▶ [Passage provided]
This special stamp issue celebrates the Windmills and Watermills of the UK.
As a tribute to these iconic and endearing structures, the six-stamp set features three windmills and three watermills from around the UK.
The set is made up of stamps featuring: Nutley Windmill, East Sussex; New Abbey Corn Mill, Dumfries and Galloway; Ballycopeland Windmill, County Down, Northern Ireland; Cheddleton Flint Mill, Staffordshire; Woodchurch Windmill, near Ashford, Kent and Felin Cochwillan Mill, Gwynedd.
Windmills were first referred to in east and south-east England in records dating from the 12th century, and had become widespread throughout Britain by the end of the 13th century.
Some of the UK’s surviving windmills and watermills are over 400 years old and many are still in working order.
A windmill is defined as a machine that converts the energy of wind into rotational energy by means of vanes called sails or blades.
Originally developed for milling grain for food production, windmills were gradually adapted for many other industrial uses including the pumping of water. European millwrights became highly skilled craftsmen and as colonisation grew, windmills spread throughout the world.
As steam power developed, the unpredictable power of the wind became less and less economic and as a result, only a small number of these elegant structures that once extracted power from the wind still exist.

▶ [Set exercise]
According to the passage on the windmills and watermills stamp issue, by the end of which century had windmills become widespread throughout Britain? The items after this point are separate material and have no connection to the passage on the windmills and watermills stamp issue.

▶ [Layout region records]

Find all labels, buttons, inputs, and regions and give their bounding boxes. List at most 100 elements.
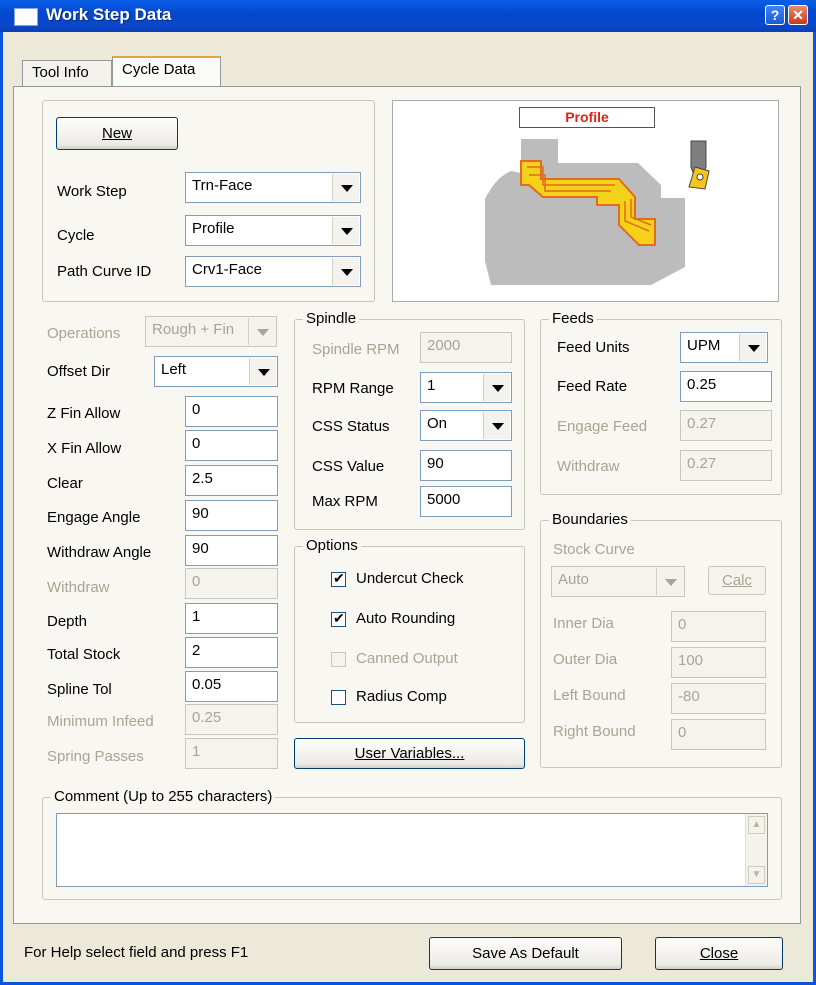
- max-rpm-input[interactable]: 5000: [420, 486, 512, 517]
- minimum-infeed-label: Minimum Infeed: [47, 713, 154, 730]
- left-bound-input: -80: [671, 683, 766, 714]
- engage-angle-input[interactable]: 90: [185, 500, 278, 531]
- canned-output-label: Canned Output: [356, 650, 458, 667]
- spring-passes-label: Spring Passes: [47, 748, 144, 765]
- spline-tol-label: Spline Tol: [47, 681, 112, 698]
- stock-curve-label: Stock Curve: [553, 541, 635, 558]
- feed-withdraw-input: 0.27: [680, 450, 772, 481]
- work-step-combo[interactable]: Trn-Face: [185, 172, 361, 203]
- tab-tool-info[interactable]: Tool Info: [22, 60, 112, 86]
- outer-dia-label: Outer Dia: [553, 651, 618, 668]
- rpm-range-combo[interactable]: 1: [420, 372, 512, 403]
- calc-button: Calc: [708, 566, 766, 595]
- scroll-down-icon[interactable]: ▼: [748, 866, 765, 884]
- cycle-combo[interactable]: Profile: [185, 215, 361, 246]
- engage-feed-input: 0.27: [680, 410, 772, 441]
- auto-rounding-label: Auto Rounding: [356, 610, 456, 627]
- operations-label: Operations: [47, 325, 121, 342]
- path-curve-combo[interactable]: Crv1-Face: [185, 256, 361, 287]
- cycle-label: Cycle: [57, 227, 95, 244]
- chevron-down-icon: [248, 318, 275, 345]
- left-bound-label: Left Bound: [553, 687, 626, 704]
- engage-feed-label: Engage Feed: [557, 418, 648, 435]
- new-button-label: New: [101, 125, 132, 142]
- undercut-check-label: Undercut Check: [356, 570, 464, 587]
- comment-textarea[interactable]: ▲ ▼: [56, 813, 768, 887]
- operations-combo: Rough + Fin: [145, 316, 277, 347]
- title-bar[interactable]: Work Step Data ? ✕: [0, 0, 816, 32]
- right-bound-label: Right Bound: [553, 723, 636, 740]
- user-variables-label: User Variables...: [354, 745, 465, 762]
- withdraw-label: Withdraw: [47, 579, 110, 596]
- close-icon[interactable]: ✕: [788, 5, 808, 25]
- calc-button-label: Calc: [721, 572, 752, 589]
- css-value-label: CSS Value: [312, 458, 385, 475]
- feeds-legend: Feeds: [549, 310, 597, 327]
- total-stock-input[interactable]: 2: [185, 637, 278, 668]
- clear-label: Clear: [47, 475, 83, 492]
- css-status-label: CSS Status: [312, 418, 390, 435]
- depth-label: Depth: [47, 613, 88, 630]
- feed-units-value: UPM: [687, 337, 721, 354]
- comment-legend: Comment (Up to 255 characters): [51, 788, 276, 805]
- chevron-down-icon[interactable]: [483, 412, 510, 439]
- css-value-input[interactable]: 90: [420, 450, 512, 481]
- auto-rounding-checkbox[interactable]: [331, 610, 346, 627]
- offset-dir-combo[interactable]: Left: [154, 356, 278, 387]
- save-as-default-button[interactable]: Save As Default: [429, 937, 622, 970]
- window-icon: [14, 8, 38, 26]
- scroll-up-icon[interactable]: ▲: [748, 816, 765, 834]
- stock-curve-value: Auto: [558, 571, 589, 588]
- spindle-legend: Spindle: [303, 310, 360, 327]
- withdraw-input: 0: [185, 568, 278, 599]
- cycle-preview: Profile: [392, 100, 779, 302]
- close-button[interactable]: Close: [655, 937, 783, 970]
- offset-dir-label: Offset Dir: [47, 363, 111, 380]
- feed-rate-input[interactable]: 0.25: [680, 371, 772, 402]
- inner-dia-input: 0: [671, 611, 766, 642]
- max-rpm-label: Max RPM: [312, 493, 378, 510]
- save-as-default-label: Save As Default: [472, 945, 579, 962]
- new-button[interactable]: New: [56, 117, 178, 150]
- z-fin-allow-input[interactable]: 0: [185, 396, 278, 427]
- chevron-down-icon[interactable]: [332, 217, 359, 244]
- chevron-down-icon[interactable]: [483, 374, 510, 401]
- clear-input[interactable]: 2.5: [185, 465, 278, 496]
- chevron-down-icon[interactable]: [332, 258, 359, 285]
- undercut-check-checkbox[interactable]: [331, 570, 346, 587]
- user-variables-button[interactable]: User Variables...: [294, 738, 525, 769]
- chevron-down-icon[interactable]: [739, 334, 766, 361]
- css-status-combo[interactable]: On: [420, 410, 512, 441]
- feed-rate-label: Feed Rate: [557, 378, 628, 395]
- chevron-down-icon: [656, 568, 683, 595]
- path-curve-value: Crv1-Face: [192, 261, 263, 278]
- chevron-down-icon[interactable]: [332, 174, 359, 201]
- z-fin-allow-label: Z Fin Allow: [47, 405, 121, 422]
- chevron-down-icon[interactable]: [249, 358, 276, 385]
- boundaries-legend: Boundaries: [549, 511, 631, 528]
- right-bound-input: 0: [671, 719, 766, 750]
- feed-units-label: Feed Units: [557, 339, 630, 356]
- path-curve-label: Path Curve ID: [57, 263, 152, 280]
- help-icon[interactable]: ?: [765, 5, 785, 25]
- comment-scrollbar[interactable]: ▲ ▼: [745, 814, 767, 886]
- x-fin-allow-input[interactable]: 0: [185, 430, 278, 461]
- cycle-value: Profile: [192, 220, 235, 237]
- x-fin-allow-label: X Fin Allow: [47, 440, 122, 457]
- feed-units-combo[interactable]: UPM: [680, 332, 768, 363]
- spring-passes-input: 1: [185, 738, 278, 769]
- withdraw-angle-label: Withdraw Angle: [47, 544, 152, 561]
- inner-dia-label: Inner Dia: [553, 615, 614, 632]
- withdraw-angle-input[interactable]: 90: [185, 535, 278, 566]
- radius-comp-checkbox[interactable]: [331, 690, 346, 705]
- minimum-infeed-input: 0.25: [185, 704, 278, 735]
- depth-input[interactable]: 1: [185, 603, 278, 634]
- tab-cycle-data[interactable]: Cycle Data: [112, 56, 221, 86]
- outer-dia-input: 100: [671, 647, 766, 678]
- help-status-text: For Help select field and press F1: [24, 944, 249, 961]
- spindle-rpm-label: Spindle RPM: [312, 341, 400, 358]
- total-stock-label: Total Stock: [47, 646, 121, 663]
- rpm-range-value: 1: [427, 377, 436, 394]
- radius-comp-label: Radius Comp: [356, 688, 447, 705]
- spline-tol-input[interactable]: 0.05: [185, 671, 278, 702]
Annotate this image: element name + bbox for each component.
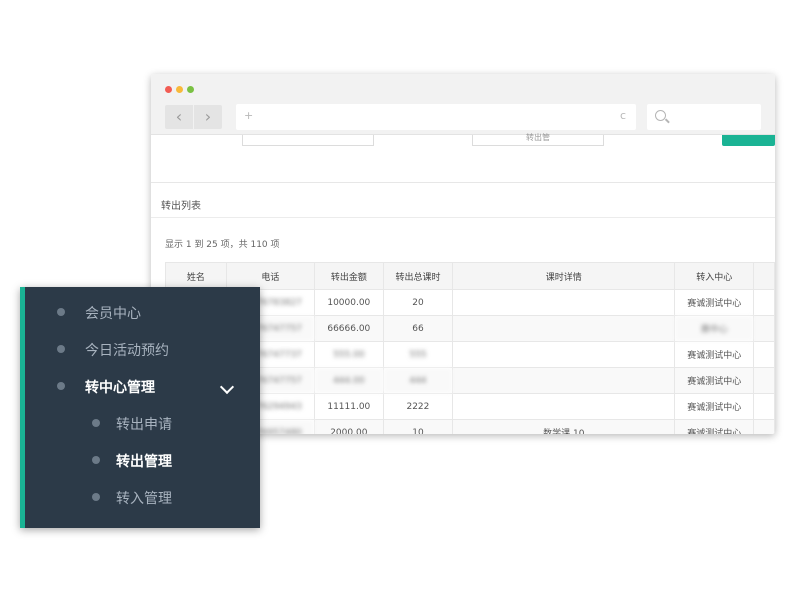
cell-detail — [452, 341, 676, 368]
cell-hours: 20 — [382, 289, 454, 316]
cell-center: 赛诚测试中心 — [674, 393, 755, 420]
reload-icon[interactable]: c — [620, 109, 626, 122]
sidebar-subitem-transfer-out-apply[interactable]: 转出申请 — [116, 414, 172, 434]
table-header-row: 姓名 电话 转出金额 转出总课时 课时详情 转入中心 — [165, 262, 775, 290]
cell-extra — [753, 367, 775, 394]
cell-center: 赛诚测试中心 — [674, 419, 755, 434]
cell-center: 赛诚测试中心 — [674, 289, 755, 316]
sidebar-item-member-center[interactable]: 会员中心 — [85, 303, 141, 323]
search-button[interactable] — [722, 135, 775, 146]
cell-amount: 555.00 — [314, 341, 384, 368]
column-header[interactable]: 姓名 — [165, 262, 227, 290]
cell-detail — [452, 367, 676, 394]
cell-detail — [452, 393, 676, 420]
section-title: 转出列表 — [161, 201, 201, 212]
column-header — [753, 262, 775, 290]
cell-hours: 2222 — [382, 393, 454, 420]
filter-input[interactable] — [242, 135, 374, 146]
cell-extra — [753, 393, 775, 420]
cell-amount: 444.00 — [314, 367, 384, 394]
bullet-icon — [57, 345, 65, 353]
chevron-down-icon[interactable] — [219, 379, 235, 395]
cell-center: 赛诚测试中心 — [674, 367, 755, 394]
bullet-icon — [92, 493, 100, 501]
browser-search-field[interactable] — [647, 104, 761, 130]
column-header[interactable]: 转出总课时 — [382, 262, 454, 290]
search-icon — [655, 110, 666, 121]
address-bar[interactable]: + c — [236, 104, 636, 130]
bullet-icon — [57, 308, 65, 316]
cell-amount: 11111.00 — [314, 393, 384, 420]
bullet-icon — [92, 419, 100, 427]
cell-amount: 10000.00 — [314, 289, 384, 316]
cell-hours: 10 — [382, 419, 454, 434]
column-header[interactable]: 课时详情 — [452, 262, 676, 290]
column-header[interactable]: 转出金额 — [314, 262, 384, 290]
cell-detail — [452, 289, 676, 316]
divider — [151, 217, 775, 218]
site-info-icon: + — [244, 109, 254, 122]
sidebar-item-today-bookings[interactable]: 今日活动预约 — [85, 340, 169, 360]
minimize-window-icon[interactable] — [176, 86, 183, 93]
cell-center: 赛诚测试中心 — [674, 341, 755, 368]
record-count: 显示 1 到 25 项，共 110 项 — [165, 240, 280, 250]
cell-extra — [753, 289, 775, 316]
active-accent-bar — [20, 287, 25, 528]
back-button[interactable]: ‹ — [165, 105, 193, 129]
cell-hours: 66 — [382, 315, 454, 342]
column-header[interactable]: 转入中心 — [674, 262, 755, 290]
cell-extra — [753, 419, 775, 434]
cell-amount: 66666.00 — [314, 315, 384, 342]
divider — [151, 182, 775, 183]
column-header[interactable]: 电话 — [225, 262, 316, 290]
cell-extra — [753, 341, 775, 368]
cell-hours: 444 — [382, 367, 454, 394]
cell-center: 赛中心 — [674, 315, 755, 342]
sidebar-menu: 会员中心 今日活动预约 转中心管理 转出申请 转出管理 转入管理 — [20, 287, 260, 528]
cell-detail — [452, 315, 676, 342]
forward-button[interactable]: › — [194, 105, 222, 129]
maximize-window-icon[interactable] — [187, 86, 194, 93]
sidebar-subitem-transfer-out-manage[interactable]: 转出管理 — [116, 451, 172, 471]
sidebar-subitem-transfer-in-manage[interactable]: 转入管理 — [116, 488, 172, 508]
bullet-icon — [92, 456, 100, 464]
cell-amount: 2000.00 — [314, 419, 384, 434]
cell-detail: 数学课 10 — [452, 419, 676, 434]
browser-toolbar: ‹ › + c — [151, 74, 775, 135]
cell-hours: 555 — [382, 341, 454, 368]
sidebar-item-center-transfer[interactable]: 转中心管理 — [85, 377, 155, 397]
close-window-icon[interactable] — [165, 86, 172, 93]
filter-select[interactable]: 转出管 — [472, 134, 604, 146]
bullet-icon — [57, 382, 65, 390]
cell-extra — [753, 315, 775, 342]
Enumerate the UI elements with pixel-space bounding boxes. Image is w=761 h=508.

▶ [Solved exercise]
The 13th century.